__Stated goal__:
Look through the data below. Pick out the lines holding the string "JSON".

__Listed entries__:
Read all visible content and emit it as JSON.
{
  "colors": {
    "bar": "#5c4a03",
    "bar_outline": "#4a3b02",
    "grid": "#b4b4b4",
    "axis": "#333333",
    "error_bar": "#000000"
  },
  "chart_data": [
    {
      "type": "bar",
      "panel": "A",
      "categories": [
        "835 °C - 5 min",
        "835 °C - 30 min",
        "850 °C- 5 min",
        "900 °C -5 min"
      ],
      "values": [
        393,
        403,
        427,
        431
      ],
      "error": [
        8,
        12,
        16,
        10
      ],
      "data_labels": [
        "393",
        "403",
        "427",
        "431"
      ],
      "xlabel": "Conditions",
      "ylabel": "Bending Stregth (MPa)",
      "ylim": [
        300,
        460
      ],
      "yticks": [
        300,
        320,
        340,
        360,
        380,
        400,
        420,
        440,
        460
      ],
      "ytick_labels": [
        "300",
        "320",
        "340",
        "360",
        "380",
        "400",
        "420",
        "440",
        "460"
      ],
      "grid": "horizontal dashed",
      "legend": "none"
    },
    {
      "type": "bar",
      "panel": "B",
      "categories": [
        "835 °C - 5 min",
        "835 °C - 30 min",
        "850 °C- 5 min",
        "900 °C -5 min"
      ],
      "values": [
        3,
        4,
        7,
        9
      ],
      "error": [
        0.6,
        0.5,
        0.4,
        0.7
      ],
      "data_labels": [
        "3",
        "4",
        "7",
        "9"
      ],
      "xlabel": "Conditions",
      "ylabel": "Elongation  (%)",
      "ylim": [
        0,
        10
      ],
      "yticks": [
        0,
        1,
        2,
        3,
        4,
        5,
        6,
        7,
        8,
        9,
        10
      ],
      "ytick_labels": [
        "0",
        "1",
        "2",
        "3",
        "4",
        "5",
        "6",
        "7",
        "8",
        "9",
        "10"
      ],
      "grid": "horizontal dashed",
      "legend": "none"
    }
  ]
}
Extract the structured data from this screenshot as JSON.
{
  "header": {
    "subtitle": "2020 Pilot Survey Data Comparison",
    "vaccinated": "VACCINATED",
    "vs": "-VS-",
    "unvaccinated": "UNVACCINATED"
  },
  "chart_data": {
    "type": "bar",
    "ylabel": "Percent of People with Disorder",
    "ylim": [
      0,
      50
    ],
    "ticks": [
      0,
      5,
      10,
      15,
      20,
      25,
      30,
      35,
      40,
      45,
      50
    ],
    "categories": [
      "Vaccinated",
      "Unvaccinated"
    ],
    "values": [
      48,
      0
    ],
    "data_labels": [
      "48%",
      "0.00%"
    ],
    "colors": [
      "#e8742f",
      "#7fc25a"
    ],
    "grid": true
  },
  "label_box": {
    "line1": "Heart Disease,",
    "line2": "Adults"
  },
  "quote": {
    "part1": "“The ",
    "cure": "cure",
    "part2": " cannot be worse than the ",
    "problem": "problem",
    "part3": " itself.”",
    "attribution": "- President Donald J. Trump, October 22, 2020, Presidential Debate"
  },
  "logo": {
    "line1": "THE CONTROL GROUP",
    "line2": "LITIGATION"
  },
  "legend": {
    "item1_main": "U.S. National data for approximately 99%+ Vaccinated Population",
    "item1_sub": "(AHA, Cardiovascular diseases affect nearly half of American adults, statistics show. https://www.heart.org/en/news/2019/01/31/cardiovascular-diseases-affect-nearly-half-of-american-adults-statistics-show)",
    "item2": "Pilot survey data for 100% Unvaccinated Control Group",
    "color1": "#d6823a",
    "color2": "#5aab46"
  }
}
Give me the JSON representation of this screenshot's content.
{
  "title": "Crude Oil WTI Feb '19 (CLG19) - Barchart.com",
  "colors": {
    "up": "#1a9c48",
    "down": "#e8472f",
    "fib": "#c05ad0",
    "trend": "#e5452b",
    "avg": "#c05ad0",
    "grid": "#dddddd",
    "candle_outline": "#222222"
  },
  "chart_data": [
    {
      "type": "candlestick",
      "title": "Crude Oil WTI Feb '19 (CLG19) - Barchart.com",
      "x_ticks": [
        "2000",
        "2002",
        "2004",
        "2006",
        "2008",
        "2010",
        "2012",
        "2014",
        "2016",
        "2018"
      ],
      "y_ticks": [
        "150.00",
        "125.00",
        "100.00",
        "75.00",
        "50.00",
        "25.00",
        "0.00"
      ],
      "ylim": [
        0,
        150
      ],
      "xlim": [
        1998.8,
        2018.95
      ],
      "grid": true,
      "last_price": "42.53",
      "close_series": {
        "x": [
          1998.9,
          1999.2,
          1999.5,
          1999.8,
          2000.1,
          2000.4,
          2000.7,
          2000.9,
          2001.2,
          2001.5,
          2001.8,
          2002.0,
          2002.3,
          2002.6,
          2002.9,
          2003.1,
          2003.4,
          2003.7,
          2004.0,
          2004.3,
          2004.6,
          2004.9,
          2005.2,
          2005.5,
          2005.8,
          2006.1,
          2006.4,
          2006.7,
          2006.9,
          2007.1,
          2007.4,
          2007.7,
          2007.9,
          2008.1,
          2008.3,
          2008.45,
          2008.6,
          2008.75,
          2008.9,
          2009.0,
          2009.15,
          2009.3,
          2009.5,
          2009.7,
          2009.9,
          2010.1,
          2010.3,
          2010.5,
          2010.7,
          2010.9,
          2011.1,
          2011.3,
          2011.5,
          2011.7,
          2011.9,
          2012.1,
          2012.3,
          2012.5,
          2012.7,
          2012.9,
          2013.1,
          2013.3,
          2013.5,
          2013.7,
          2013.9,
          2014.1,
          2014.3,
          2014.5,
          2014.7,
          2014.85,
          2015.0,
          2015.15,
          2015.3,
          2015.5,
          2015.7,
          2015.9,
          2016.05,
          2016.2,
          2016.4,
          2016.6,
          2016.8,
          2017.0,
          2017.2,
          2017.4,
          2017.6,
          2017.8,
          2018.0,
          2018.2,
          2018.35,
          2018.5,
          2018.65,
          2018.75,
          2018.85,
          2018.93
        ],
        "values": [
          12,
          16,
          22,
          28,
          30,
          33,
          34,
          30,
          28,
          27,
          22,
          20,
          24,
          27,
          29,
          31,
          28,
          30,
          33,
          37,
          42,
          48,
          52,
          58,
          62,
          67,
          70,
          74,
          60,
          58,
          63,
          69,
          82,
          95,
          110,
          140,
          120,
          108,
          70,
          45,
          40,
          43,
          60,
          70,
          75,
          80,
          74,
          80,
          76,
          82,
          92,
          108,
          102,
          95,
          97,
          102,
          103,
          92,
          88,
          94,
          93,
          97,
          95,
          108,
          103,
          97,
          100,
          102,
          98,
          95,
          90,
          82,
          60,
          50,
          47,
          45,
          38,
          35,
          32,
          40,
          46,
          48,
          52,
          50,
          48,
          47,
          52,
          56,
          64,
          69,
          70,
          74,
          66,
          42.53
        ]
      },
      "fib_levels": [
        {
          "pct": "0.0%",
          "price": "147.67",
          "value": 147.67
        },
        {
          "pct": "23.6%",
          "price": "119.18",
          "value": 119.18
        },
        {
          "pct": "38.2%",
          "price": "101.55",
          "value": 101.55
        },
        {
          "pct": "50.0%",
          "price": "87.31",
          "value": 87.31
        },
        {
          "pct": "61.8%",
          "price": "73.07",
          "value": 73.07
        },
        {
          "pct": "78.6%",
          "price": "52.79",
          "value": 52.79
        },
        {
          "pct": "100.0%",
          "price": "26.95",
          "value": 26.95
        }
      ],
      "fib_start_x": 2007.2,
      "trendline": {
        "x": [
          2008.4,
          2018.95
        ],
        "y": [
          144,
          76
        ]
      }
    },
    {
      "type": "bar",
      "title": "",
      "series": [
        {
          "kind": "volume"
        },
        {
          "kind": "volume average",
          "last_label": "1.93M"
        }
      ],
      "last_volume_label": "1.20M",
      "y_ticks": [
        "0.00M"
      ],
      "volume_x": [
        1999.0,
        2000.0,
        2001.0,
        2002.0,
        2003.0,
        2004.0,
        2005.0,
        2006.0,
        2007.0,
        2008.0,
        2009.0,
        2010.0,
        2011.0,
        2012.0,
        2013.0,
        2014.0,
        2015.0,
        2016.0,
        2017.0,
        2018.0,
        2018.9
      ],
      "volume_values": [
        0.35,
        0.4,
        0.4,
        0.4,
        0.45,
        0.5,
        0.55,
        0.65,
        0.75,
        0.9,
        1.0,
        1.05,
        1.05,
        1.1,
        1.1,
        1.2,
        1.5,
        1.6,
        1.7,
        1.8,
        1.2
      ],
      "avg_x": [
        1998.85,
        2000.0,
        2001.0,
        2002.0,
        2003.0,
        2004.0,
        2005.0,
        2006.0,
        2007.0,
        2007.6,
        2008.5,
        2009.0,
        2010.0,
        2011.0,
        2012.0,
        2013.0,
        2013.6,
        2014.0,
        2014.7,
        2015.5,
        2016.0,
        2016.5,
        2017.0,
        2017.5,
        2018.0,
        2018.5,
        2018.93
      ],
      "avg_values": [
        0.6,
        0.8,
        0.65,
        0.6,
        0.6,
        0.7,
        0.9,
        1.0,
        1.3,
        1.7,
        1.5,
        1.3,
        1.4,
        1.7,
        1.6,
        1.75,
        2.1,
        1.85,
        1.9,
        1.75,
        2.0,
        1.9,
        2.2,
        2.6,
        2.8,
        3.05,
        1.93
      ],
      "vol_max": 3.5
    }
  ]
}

__Answer to the task__:
Read all visible content and emit it as JSON.
Extract the structured data from this screenshot as JSON.
Give me the JSON representation of this screenshot's content.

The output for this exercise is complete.